EXTRAIT DU DOCUMENT:
Énergie

Est-il plus écolo de vivre à la campagne
ou en ville ? (Partie 2)



Notre précédent désenfumage s’intitulait « Est-il plus écolo de vivre en ville ou à la campagne ? » Nous y exposions que le simple fait de vivre à la campagne ne rend pas forcément plus « écolo » qu’être citadin. Pour autant nous tenions à apporter un point de vue complémentaire à cette question afin de ne pas nous contenter du discours dominant prônant la densification des villes et l’arrêt de l’étalement urbain. Questionnons-nous maintenant sur la fragilité des villes, sur notre besoin de nature et sur la nécessaire redynamisation des campagnes.

LISTE DES DONNÉES:
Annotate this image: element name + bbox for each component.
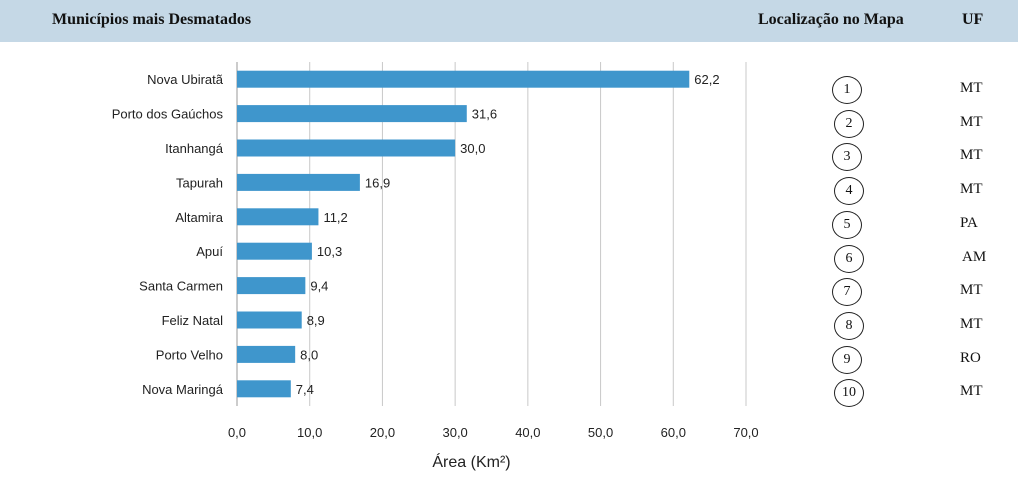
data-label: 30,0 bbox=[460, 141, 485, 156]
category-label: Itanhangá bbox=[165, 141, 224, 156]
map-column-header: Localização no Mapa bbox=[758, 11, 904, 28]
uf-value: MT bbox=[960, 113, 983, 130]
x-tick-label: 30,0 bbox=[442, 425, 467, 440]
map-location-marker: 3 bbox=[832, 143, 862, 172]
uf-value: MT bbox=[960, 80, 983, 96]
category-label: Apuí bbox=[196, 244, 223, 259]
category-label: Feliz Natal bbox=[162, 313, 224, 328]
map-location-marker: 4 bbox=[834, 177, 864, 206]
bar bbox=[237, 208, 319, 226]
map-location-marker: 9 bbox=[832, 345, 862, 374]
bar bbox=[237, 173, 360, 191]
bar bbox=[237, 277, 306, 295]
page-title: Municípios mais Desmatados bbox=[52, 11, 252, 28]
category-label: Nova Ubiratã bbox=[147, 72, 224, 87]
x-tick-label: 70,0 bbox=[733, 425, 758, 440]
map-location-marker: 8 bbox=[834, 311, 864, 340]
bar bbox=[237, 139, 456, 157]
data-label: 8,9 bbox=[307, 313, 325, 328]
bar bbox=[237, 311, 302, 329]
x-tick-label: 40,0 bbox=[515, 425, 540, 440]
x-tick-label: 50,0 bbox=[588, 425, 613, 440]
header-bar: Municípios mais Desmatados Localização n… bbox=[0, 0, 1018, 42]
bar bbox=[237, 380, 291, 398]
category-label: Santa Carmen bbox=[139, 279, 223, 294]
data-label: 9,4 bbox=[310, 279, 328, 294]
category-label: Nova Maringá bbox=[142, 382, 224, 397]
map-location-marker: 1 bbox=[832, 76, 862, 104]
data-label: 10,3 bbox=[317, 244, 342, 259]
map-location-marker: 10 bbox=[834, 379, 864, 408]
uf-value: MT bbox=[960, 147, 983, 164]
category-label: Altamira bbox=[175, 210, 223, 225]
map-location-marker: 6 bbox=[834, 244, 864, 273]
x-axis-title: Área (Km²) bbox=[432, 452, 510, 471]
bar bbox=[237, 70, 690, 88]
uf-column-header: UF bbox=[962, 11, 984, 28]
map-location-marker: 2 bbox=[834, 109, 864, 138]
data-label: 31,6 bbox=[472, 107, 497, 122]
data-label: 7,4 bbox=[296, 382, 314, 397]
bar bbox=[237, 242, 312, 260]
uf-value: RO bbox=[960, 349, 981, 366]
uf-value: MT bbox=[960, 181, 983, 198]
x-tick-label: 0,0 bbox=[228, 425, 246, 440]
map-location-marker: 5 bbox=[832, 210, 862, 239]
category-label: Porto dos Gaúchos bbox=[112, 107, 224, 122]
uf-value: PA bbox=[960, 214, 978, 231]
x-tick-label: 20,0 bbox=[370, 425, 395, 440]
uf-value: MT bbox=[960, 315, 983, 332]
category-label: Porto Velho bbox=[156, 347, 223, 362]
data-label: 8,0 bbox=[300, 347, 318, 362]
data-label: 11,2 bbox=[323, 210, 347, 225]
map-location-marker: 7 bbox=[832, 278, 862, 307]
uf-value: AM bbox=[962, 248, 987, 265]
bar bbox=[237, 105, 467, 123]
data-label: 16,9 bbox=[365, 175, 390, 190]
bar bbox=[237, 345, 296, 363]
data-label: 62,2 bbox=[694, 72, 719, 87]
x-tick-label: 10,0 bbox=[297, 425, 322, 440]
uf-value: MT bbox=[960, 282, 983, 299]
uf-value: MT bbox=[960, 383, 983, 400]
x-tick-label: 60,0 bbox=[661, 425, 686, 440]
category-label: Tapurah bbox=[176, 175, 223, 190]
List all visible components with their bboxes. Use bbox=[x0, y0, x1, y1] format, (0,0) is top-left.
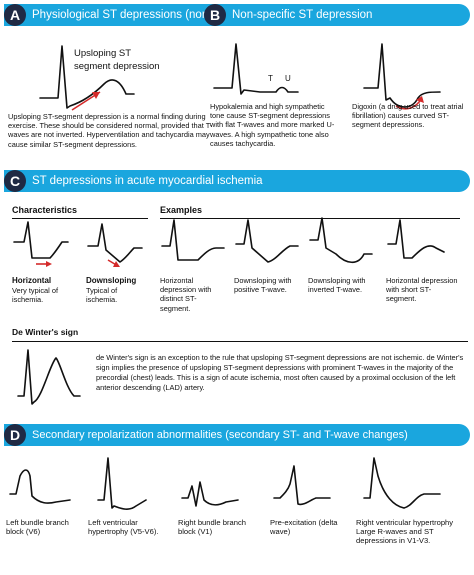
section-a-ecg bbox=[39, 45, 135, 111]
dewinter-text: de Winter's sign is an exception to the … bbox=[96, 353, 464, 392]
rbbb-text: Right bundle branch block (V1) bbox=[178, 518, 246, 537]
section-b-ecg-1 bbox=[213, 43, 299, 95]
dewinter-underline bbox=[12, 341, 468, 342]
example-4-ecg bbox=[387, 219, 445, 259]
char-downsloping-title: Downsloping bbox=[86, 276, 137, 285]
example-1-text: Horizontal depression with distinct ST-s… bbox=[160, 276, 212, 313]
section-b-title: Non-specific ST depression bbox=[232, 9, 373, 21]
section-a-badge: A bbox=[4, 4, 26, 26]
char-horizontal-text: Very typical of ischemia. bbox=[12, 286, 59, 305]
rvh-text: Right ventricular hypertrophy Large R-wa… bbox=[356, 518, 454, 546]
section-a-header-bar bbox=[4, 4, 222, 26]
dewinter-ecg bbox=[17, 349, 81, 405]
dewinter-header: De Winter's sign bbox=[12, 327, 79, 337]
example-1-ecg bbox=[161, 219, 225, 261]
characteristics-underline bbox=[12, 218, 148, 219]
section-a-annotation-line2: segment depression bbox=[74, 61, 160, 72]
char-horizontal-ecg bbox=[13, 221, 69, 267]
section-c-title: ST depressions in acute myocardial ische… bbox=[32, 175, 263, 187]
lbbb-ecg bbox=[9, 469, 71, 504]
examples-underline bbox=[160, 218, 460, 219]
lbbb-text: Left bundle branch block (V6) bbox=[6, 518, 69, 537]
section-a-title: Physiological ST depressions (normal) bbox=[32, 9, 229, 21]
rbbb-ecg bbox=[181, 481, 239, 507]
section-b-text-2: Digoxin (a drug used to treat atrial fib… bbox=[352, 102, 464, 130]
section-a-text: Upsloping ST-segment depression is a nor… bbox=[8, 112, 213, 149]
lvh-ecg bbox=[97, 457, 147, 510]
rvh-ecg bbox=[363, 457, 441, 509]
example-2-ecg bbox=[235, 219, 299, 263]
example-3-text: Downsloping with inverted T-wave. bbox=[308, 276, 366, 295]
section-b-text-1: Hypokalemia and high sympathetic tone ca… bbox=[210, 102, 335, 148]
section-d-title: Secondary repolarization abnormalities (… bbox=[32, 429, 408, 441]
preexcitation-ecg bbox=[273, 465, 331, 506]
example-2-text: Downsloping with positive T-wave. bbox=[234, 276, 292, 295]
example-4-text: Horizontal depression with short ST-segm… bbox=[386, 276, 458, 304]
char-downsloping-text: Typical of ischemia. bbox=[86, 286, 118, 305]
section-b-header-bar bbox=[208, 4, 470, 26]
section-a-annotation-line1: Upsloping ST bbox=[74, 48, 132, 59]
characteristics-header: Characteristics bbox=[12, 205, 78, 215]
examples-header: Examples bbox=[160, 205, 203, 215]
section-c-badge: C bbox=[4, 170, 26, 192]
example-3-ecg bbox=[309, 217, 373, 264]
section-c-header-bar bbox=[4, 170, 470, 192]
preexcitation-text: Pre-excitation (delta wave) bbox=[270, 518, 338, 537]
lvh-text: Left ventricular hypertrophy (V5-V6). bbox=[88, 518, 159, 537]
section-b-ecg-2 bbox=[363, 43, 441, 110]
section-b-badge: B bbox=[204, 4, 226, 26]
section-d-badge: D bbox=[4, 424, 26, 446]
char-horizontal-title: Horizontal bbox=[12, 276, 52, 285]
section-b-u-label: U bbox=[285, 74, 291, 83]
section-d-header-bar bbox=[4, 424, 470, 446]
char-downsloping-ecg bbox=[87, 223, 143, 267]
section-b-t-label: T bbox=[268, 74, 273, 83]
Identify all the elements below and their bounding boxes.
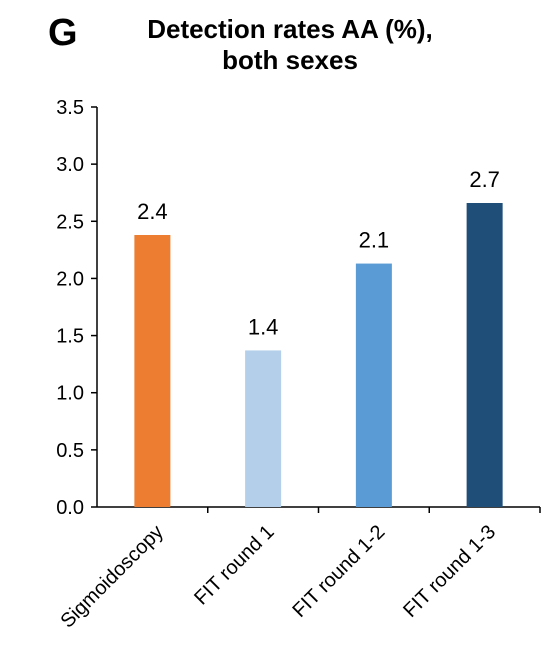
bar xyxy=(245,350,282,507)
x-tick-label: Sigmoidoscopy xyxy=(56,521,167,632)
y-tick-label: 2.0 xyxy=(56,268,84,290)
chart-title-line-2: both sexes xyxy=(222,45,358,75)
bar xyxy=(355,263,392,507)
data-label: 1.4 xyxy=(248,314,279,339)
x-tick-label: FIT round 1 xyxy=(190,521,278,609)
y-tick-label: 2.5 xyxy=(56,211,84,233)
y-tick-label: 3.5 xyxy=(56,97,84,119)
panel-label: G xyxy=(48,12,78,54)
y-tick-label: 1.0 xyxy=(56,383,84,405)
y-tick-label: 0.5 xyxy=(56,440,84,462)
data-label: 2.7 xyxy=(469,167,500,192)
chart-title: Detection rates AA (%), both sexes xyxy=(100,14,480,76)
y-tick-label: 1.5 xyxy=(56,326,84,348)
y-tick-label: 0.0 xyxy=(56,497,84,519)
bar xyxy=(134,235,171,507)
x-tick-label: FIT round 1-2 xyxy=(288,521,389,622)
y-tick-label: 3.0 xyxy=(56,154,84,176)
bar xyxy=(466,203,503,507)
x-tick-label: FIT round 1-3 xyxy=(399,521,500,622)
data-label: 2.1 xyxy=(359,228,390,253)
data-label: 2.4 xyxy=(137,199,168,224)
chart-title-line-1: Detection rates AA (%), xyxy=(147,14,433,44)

EXERCICES:
A. Traduisez en anglais cette phrase de l'extrait : « Questionnons-nous maintenant sur la fragilité des villes, sur notre besoin de nature et sur la nécessaire redynamisation des campagnes. »
B. Dans l'extrait, de quel discours dominant les auteurs refusent-ils de se contenter ?
C. Recopiez, s'il vous plaît, le passage de l'extrait qui s'ouvre sur les mots contenant « Est-il plus écolo de vivre à » et se referme sur « redynamisation des campagnes. ».

CORRIGÉS:
A. Let us now consider the fragility of cities, our need for nature, and the necessary revitalization of the countryside.

B. Du discours prônant la densification des villes et l'arrêt de l'étalement urbain.

C.
Est-il plus écolo de vivre à la campagne
ou en ville ? (Partie 2)



Notre précédent désenfumage s’intitulait « Est-il plus écolo de vivre en ville ou à la campagne ? » Nous y exposions que le simple fait de vivre à la campagne ne rend pas forcément plus « écolo » qu’être citadin. Pour autant nous tenions à apporter un point de vue complémentaire à cette question afin de ne pas nous contenter du discours dominant prônant la densification des villes et l’arrêt de l’étalement urbain. Questionnons-nous maintenant sur la fragilité des villes, sur notre besoin de nature et sur la nécessaire redynamisation des campagnes.